- _TEKS YANG DISEDIAKAN_

────────────────────────────────────────

Keterlibatan pasangan suami istri dalam tindakan kriminal sangat memprihatinkan kita bersama. Apakah karena kondisi ekonomi yang sulit, lapangan pekerjaan yang sempit atau ingin cepat kaya dengan cara yang tidak rumit. Apapun alasannya agama menganjurkan bahwa carilah rizki yang baik dan halal.
Dalam awal Ramadhan ini dari sekian banyak kasus keterlibatan satu keluarga pasangan suami istri (pasutri) dalam tindakan kriminal, satu diantaranya terjadi di wilayah hukum Polres Dharmasraya. Pasutri diduga memiliki, menyimpan dan mengenakkan narkoba jenis sabu. Mereka diamankan di rumahnya di Jorong Sungai Kemuning, Kenagarian Sungai Rumbai, Kecamatan, Sungai Rumbai, Dharmasraya.
Peristiwa yang terjadi di Dharmasraya tentu tidak berdiri sendiri. Ada sindikat atau jaringan Narkoba yang setiap waktu bisa membahayakan generasi muda. Banyak cara yang dilakukan pengedar benda haram itu untuk menjaring konsumennya. Mulai dari gratis hingga candu, lalu berujung pada pemerasan keuangan si korban.
Hari ini Narkoba menjadi musuh kita bersama. Lantaran musuh bersama tentu bukan polisi sendiri yang diberikan tugas untuk memberantasnya. Semua kita harus terlibat, mulai dari lingkungan keluarga, warga sekitar hingga wilayah yang lebih luas. Jangan pernah ada kesempatan diberikan pada Narkoba untuk mendekati diri dan keluarga kita.
Lantaran begitu dahsyatnya peredaran Narkoba hingga melibatkan orang sekeluarga seperti Pasutri di Dharmasraya, ini menunjukkan bahwa tungek alah mambaok rabah. Seorang suami begitu teganya melibatkan istri dalam perdagangan benda haram. Di mana letak kepeduliannya sebagai pemimpin keluarga. Jangankan untuk orang banyak, keluarga sendiri mau ia hancurkan.

────────────────────────────────────────

- _ENTRI DATA_
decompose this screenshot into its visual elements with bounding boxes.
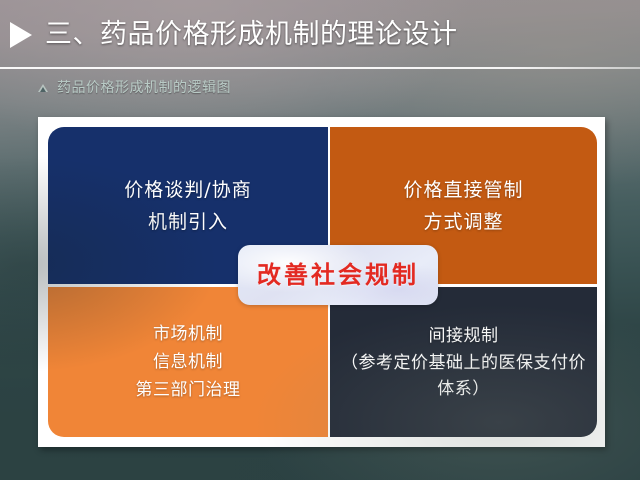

────────────────────────────────────────

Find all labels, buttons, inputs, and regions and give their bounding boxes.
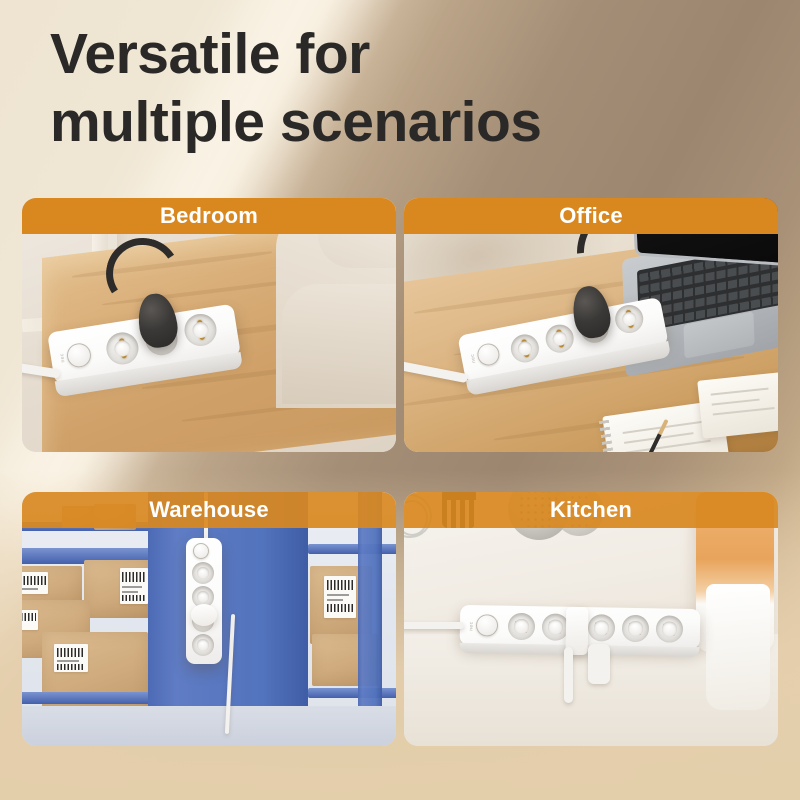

────────────────────────────────────────

- _SOAL DAN TUGAS_
1. Ringkaslah paragraf dalam teks tentang narkoba yang diawali dengan kata-kata "Hari ini Narkoba menjadi musuh kita bersama" menjadi sebuah daftar butir tanpa menghilangkan fakta pokoknya.
2. Berdasarkan teks tentang narkoba, mengapa pemberantasan narkoba tidak boleh diserahkan kepada polisi saja? Jawablah dalam satu hingga tiga kalimat.
3. Salinlah bagian teks tentang narkoba yang dimulai dari "Lantaran begitu dahsyatnya" dan berakhir pada "mau ia hancurkan.".

- _KUNCI JAWABAN_
1.
- Narkoba kini menjadi musuh bersama.
- Pemberantasannya bukan tugas polisi semata.
- Semua pihak harus terlibat, mulai dari keluarga dan warga sekitar hingga wilayah yang lebih luas.
- Narkoba tidak boleh diberi kesempatan mendekati diri dan keluarga kita.

2. Narkoba telah menjadi musuh bersama sehingga tugas memberantasnya tidak hanya diberikan kepada polisi. Oleh karena itu, semua pihak harus terlibat, mulai dari lingkungan keluarga dan warga sekitar hingga wilayah yang lebih luas.

3.
Lantaran begitu dahsyatnya peredaran Narkoba hingga melibatkan orang sekeluarga seperti Pasutri di Dharmasraya, ini menunjukkan bahwa tungek alah mambaok rabah. Seorang suami begitu teganya melibatkan istri dalam perdagangan benda haram. Di mana letak kepeduliannya sebagai pemimpin keluarga. Jangankan untuk orang banyak, keluarga sendiri mau ia hancurkan.